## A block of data

#####

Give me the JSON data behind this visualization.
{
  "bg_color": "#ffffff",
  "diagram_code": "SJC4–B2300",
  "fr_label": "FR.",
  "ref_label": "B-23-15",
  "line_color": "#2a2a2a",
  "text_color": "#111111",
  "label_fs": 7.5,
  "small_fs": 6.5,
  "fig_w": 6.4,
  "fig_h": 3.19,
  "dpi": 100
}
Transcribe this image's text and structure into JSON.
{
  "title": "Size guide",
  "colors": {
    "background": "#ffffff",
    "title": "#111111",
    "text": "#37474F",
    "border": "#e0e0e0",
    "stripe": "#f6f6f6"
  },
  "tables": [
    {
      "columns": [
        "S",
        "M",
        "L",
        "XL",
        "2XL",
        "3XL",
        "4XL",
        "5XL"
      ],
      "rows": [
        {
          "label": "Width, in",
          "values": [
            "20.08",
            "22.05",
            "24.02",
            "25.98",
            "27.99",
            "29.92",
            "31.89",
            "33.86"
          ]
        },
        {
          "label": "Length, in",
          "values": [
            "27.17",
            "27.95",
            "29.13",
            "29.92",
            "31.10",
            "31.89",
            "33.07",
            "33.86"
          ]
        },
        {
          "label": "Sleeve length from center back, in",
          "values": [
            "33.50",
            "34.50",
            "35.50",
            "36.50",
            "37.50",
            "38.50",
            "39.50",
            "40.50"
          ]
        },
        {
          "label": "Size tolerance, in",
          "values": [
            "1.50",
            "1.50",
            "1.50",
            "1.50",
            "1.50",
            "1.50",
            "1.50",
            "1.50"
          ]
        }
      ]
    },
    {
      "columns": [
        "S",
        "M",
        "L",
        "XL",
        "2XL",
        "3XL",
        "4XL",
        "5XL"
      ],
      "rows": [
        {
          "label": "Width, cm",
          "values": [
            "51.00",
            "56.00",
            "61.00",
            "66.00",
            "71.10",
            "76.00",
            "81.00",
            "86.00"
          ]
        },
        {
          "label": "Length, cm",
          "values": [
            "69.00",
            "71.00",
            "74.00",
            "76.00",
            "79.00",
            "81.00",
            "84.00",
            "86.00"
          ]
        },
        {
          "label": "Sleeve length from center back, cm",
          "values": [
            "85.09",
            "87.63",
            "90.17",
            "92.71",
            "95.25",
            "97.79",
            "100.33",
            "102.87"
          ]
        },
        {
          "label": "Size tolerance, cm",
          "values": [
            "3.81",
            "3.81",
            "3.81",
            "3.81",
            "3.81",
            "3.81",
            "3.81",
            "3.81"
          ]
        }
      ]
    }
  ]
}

#####

## Your task
Please quote the records above exactly, without skipping a line.

## Final result
Give me the JSON data behind this visualization.
{
  "bg_color": "#ffffff",
  "diagram_code": "SJC4–B2300",
  "fr_label": "FR.",
  "ref_label": "B-23-15",
  "line_color": "#2a2a2a",
  "text_color": "#111111",
  "label_fs": 7.5,
  "small_fs": 6.5,
  "fig_w": 6.4,
  "fig_h": 3.19,
  "dpi": 100
}
Transcribe this image's text and structure into JSON.
{
  "title": "Size guide",
  "colors": {
    "background": "#ffffff",
    "title": "#111111",
    "text": "#37474F",
    "border": "#e0e0e0",
    "stripe": "#f6f6f6"
  },
  "tables": [
    {
      "columns": [
        "S",
        "M",
        "L",
        "XL",
        "2XL",
        "3XL",
        "4XL",
        "5XL"
      ],
      "rows": [
        {
          "label": "Width, in",
          "values": [
            "20.08",
            "22.05",
            "24.02",
            "25.98",
            "27.99",
            "29.92",
            "31.89",
            "33.86"
          ]
        },
        {
          "label": "Length, in",
          "values": [
            "27.17",
            "27.95",
            "29.13",
            "29.92",
            "31.10",
            "31.89",
            "33.07",
            "33.86"
          ]
        },
        {
          "label": "Sleeve length from center back, in",
          "values": [
            "33.50",
            "34.50",
            "35.50",
            "36.50",
            "37.50",
            "38.50",
            "39.50",
            "40.50"
          ]
        },
        {
          "label": "Size tolerance, in",
          "values": [
            "1.50",
            "1.50",
            "1.50",
            "1.50",
            "1.50",
            "1.50",
            "1.50",
            "1.50"
          ]
        }
      ]
    },
    {
      "columns": [
        "S",
        "M",
        "L",
        "XL",
        "2XL",
        "3XL",
        "4XL",
        "5XL"
      ],
      "rows": [
        {
          "label": "Width, cm",
          "values": [
            "51.00",
            "56.00",
            "61.00",
            "66.00",
            "71.10",
            "76.00",
            "81.00",
            "86.00"
          ]
        },
        {
          "label": "Length, cm",
          "values": [
            "69.00",
            "71.00",
            "74.00",
            "76.00",
            "79.00",
            "81.00",
            "84.00",
            "86.00"
          ]
        },
        {
          "label": "Sleeve length from center back, cm",
          "values": [
            "85.09",
            "87.63",
            "90.17",
            "92.71",
            "95.25",
            "97.79",
            "100.33",
            "102.87"
          ]
        },
        {
          "label": "Size tolerance, cm",
          "values": [
            "3.81",
            "3.81",
            "3.81",
            "3.81",
            "3.81",
            "3.81",
            "3.81",
            "3.81"
          ]
        }
      ]
    }
  ]
}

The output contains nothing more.